TASK BRIEF:
Note each line of the listing that contains the string "反应实验中", and copy it.

DATA SHOWN:
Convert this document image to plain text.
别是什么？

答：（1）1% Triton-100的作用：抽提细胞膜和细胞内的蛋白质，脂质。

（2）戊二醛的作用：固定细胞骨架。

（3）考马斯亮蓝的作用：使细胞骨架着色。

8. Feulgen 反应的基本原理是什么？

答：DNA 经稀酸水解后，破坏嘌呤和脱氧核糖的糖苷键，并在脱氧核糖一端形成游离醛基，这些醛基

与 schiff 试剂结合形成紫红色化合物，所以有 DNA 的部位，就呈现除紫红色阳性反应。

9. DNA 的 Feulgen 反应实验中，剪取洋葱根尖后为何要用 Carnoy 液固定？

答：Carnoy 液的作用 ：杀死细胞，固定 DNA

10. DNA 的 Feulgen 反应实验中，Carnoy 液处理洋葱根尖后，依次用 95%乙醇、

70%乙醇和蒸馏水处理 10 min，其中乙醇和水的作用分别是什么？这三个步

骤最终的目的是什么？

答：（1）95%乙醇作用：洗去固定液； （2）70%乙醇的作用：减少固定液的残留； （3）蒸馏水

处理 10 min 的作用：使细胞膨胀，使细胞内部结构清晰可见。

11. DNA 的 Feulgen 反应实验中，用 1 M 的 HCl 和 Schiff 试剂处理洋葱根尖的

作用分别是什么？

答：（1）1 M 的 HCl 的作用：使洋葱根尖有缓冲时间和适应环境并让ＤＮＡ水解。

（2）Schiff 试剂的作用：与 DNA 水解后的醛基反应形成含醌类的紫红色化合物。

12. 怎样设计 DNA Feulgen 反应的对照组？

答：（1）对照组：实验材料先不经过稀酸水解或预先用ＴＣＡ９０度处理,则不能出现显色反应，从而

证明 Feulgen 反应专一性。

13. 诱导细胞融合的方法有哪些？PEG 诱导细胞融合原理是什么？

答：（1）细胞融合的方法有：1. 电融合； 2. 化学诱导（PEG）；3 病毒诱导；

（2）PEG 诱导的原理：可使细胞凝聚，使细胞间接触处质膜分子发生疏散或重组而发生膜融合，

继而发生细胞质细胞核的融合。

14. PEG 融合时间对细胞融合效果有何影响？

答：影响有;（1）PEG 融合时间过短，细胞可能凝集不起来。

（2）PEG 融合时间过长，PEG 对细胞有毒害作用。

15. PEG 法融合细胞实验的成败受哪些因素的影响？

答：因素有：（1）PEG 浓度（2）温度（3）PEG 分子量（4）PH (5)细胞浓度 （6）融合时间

COMPLETED EXERCISE:
9. DNA 的 Feulgen 反应实验中，剪取洋葱根尖后为何要用 Carnoy 液固定？
10. DNA 的 Feulgen 反应实验中，Carnoy 液处理洋葱根尖后，依次用 95%乙醇、
11. DNA 的 Feulgen 反应实验中，用 1 M 的 HCl 和 Schiff 试剂处理洋葱根尖的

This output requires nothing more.